Trabajo requerido:
(1) Responda según el epílogo estas preguntas:
(a) ¿Con qué nombre se presenta el hombre de sobretodo?
(b) ¿Quién aguarda en una oficina de ingreso?
(c) ¿A qué país va a ser extraditado Mi Sangre?
(2) Indique si cada afirmación concuerda con el epílogo, con sí o no y las palabras del texto que lo deciden:
(a) En el Penal de Ezeiza nadie esperaba al visitante.
(b) El poder político colombiano aún no logra desembarazarse de los cabos sueltos.
(c) El pedido de extradición proviene de un tribunal del estado de Florida.

┌─ Fragmento seleccionado

Epílogo
“Soy Alvaro Alfonso Pastás Obando. Vengo a visitar a un detenido”, explicó el hombre de sobretodo mientras extendía su documento. En el Penal de Ezeiza lo estaban esperando. No todos los días llega un integrante de la Corte Suprema de Justicia de Colombia para reunirse con un preso.
En una oficina de ingreso aguarda Henry de Jesús López Londoño. Su historia es una molestia para el poder político colombiano, que aún no logra desembarazarse de los cabos sueltos.
Mi Sangre sabe que su testimonio es valioso para reconstruir los espurios vínculos de la narcoparapolítica en su país. Y está dispuesto a coquetear con esa carta, antes de ser extraditado a los Estados Unidos por pedido de un tribunal del estado de Florida en el marco de una causa sin otro sustento que la intención de intimidarlo.

└─
┌─ Datos almacenados

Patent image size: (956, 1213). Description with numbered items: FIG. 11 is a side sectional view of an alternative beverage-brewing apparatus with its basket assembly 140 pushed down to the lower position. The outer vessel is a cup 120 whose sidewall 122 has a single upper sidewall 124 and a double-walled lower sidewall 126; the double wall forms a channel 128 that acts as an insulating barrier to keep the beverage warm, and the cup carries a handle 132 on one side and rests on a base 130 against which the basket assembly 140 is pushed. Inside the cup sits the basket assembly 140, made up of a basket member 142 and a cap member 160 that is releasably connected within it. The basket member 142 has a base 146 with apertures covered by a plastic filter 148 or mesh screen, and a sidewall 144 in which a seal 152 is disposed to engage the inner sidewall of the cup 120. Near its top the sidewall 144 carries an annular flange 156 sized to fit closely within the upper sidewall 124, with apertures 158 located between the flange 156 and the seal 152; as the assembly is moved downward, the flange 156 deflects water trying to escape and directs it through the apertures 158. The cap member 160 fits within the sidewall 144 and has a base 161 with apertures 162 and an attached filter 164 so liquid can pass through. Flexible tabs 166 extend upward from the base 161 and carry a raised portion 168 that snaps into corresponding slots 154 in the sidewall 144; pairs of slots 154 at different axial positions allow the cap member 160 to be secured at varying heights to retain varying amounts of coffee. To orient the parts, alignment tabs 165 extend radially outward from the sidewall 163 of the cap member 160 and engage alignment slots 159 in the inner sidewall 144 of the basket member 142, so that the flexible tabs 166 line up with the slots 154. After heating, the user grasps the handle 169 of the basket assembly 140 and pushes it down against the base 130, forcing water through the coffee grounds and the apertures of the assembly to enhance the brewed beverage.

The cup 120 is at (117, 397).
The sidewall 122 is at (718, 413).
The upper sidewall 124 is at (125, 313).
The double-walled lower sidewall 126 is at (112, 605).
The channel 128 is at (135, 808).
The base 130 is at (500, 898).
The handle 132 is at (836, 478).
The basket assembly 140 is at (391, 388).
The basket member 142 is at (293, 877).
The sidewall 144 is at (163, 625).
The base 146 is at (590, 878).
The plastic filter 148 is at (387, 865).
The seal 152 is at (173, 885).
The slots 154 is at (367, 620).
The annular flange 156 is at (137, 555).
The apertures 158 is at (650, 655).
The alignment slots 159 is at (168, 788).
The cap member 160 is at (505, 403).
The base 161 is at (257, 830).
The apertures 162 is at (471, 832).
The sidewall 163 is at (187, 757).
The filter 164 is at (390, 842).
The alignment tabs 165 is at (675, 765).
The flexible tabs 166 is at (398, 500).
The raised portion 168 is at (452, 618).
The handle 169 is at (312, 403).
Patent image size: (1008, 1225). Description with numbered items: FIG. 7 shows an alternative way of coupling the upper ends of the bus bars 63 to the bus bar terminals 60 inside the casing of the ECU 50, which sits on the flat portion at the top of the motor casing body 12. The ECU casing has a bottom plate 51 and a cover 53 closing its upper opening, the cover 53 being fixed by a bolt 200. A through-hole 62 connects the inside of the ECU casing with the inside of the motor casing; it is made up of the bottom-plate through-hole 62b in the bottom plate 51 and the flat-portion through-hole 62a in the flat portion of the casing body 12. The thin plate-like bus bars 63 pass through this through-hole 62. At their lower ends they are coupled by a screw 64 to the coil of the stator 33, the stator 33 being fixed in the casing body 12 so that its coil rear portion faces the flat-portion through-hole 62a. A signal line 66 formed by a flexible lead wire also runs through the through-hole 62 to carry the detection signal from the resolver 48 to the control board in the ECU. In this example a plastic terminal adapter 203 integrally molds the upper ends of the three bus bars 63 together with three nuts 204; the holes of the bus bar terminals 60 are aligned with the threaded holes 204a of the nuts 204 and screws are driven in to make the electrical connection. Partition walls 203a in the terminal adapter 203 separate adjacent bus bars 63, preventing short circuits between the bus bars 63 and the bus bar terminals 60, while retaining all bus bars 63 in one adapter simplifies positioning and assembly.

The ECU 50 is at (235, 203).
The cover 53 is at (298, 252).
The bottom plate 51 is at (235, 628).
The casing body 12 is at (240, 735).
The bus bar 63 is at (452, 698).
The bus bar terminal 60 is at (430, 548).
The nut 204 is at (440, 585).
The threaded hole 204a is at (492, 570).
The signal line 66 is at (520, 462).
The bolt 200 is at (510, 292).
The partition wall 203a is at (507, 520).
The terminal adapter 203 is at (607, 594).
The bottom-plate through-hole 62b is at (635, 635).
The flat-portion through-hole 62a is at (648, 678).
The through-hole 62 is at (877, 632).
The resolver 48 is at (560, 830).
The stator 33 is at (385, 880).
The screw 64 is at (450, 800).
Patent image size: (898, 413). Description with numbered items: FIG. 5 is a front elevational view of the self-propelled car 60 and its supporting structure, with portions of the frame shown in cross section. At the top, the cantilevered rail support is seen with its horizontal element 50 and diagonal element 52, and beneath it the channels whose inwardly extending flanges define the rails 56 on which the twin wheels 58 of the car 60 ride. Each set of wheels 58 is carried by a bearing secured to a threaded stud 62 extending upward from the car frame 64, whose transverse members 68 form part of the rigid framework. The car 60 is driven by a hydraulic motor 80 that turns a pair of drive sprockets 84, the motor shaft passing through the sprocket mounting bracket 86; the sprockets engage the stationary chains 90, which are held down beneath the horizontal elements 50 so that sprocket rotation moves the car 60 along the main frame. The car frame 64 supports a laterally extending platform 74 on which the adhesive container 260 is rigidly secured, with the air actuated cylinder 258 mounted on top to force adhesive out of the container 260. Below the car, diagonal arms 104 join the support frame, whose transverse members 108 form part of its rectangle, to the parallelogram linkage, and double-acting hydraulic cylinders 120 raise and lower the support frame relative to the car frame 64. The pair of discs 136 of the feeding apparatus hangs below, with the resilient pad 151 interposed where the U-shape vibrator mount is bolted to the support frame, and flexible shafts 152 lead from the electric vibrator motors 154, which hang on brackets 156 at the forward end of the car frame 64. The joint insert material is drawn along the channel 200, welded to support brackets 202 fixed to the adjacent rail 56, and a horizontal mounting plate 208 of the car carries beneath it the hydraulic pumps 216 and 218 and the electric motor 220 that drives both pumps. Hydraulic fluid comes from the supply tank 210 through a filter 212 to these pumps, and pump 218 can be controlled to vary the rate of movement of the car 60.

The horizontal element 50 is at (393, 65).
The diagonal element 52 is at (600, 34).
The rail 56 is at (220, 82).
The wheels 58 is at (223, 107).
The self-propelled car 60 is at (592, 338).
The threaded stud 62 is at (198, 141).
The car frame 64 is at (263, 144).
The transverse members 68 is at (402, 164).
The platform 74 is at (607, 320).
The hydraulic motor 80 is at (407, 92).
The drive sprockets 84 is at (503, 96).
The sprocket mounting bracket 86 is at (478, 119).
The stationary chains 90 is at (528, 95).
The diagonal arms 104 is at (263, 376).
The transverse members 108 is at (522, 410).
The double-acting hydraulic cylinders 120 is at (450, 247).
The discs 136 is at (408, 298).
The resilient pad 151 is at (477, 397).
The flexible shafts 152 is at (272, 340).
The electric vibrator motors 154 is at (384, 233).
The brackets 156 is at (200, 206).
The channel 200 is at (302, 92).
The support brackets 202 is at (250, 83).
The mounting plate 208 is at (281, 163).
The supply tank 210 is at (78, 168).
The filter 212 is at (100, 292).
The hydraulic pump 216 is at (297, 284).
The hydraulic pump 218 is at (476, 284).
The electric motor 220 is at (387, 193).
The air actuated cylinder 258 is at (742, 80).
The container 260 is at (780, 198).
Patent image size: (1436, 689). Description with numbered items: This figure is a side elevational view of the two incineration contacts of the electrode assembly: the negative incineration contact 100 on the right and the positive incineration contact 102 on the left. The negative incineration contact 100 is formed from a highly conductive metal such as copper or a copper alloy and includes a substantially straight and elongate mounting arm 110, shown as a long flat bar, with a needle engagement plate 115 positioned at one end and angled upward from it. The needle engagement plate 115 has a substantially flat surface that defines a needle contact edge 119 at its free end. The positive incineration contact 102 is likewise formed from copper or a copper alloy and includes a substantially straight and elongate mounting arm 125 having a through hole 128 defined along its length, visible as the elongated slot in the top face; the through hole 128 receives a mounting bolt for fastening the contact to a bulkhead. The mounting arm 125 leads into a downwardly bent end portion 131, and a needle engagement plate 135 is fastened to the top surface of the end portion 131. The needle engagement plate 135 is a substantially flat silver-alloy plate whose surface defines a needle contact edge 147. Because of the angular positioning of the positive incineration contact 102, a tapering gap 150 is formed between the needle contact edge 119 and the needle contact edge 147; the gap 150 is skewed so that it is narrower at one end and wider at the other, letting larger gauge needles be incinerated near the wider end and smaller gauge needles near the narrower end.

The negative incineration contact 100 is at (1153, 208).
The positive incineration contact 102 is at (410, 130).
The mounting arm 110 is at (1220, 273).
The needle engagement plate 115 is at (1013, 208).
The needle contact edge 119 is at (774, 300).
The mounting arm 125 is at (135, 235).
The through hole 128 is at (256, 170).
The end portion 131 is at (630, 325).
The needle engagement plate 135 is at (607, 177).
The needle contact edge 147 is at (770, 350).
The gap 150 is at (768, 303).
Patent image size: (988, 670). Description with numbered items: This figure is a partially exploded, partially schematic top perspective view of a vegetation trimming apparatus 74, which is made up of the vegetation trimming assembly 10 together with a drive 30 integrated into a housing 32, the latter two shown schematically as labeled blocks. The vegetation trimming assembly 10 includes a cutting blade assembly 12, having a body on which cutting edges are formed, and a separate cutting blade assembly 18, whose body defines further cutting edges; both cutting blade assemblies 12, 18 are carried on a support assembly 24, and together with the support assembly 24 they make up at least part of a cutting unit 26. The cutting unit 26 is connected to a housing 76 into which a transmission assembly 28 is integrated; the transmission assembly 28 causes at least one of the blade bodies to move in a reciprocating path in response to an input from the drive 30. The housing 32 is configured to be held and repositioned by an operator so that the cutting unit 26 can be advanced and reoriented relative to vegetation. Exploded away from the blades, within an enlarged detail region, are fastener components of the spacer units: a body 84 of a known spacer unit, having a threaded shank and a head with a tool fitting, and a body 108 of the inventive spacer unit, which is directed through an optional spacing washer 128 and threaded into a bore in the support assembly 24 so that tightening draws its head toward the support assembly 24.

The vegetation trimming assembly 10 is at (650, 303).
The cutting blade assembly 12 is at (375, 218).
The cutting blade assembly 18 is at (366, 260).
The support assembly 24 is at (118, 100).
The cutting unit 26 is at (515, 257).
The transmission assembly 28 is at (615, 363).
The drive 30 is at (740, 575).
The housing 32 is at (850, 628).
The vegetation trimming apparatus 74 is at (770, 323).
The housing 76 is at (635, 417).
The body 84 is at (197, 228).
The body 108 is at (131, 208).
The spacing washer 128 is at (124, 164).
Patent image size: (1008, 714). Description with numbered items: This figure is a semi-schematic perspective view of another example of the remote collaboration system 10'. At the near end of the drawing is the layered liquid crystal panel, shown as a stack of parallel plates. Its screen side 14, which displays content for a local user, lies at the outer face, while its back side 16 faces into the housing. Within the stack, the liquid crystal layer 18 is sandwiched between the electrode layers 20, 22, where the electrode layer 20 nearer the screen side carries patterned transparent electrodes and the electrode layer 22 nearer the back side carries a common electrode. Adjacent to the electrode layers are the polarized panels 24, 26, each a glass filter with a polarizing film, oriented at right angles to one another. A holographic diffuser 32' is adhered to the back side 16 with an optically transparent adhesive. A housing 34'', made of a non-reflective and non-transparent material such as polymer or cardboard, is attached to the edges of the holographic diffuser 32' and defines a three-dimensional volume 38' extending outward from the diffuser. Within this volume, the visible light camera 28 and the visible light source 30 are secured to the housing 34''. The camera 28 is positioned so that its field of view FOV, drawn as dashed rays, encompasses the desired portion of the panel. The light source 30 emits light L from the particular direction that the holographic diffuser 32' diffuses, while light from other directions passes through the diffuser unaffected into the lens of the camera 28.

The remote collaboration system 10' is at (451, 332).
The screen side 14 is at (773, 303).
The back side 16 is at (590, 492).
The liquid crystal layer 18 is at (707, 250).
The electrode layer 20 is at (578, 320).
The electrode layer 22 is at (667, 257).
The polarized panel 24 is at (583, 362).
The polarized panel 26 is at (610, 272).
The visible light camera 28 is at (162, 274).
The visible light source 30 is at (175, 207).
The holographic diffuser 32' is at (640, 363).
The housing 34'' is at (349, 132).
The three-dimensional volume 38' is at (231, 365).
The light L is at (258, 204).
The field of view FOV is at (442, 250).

└─

Respuestas del ejercicio:
(1)
(a) Alvaro Alfonso Pastás Obando.
(b) Henry de Jesús López Londoño.
(c) A los Estados Unidos.

(2)
(a) No: "En el Penal de Ezeiza lo estaban esperando."
(b) Sí: "que aún no logra desembarazarse de los cabos sueltos"
(c) Sí: "por pedido de un tribunal del estado de Florida"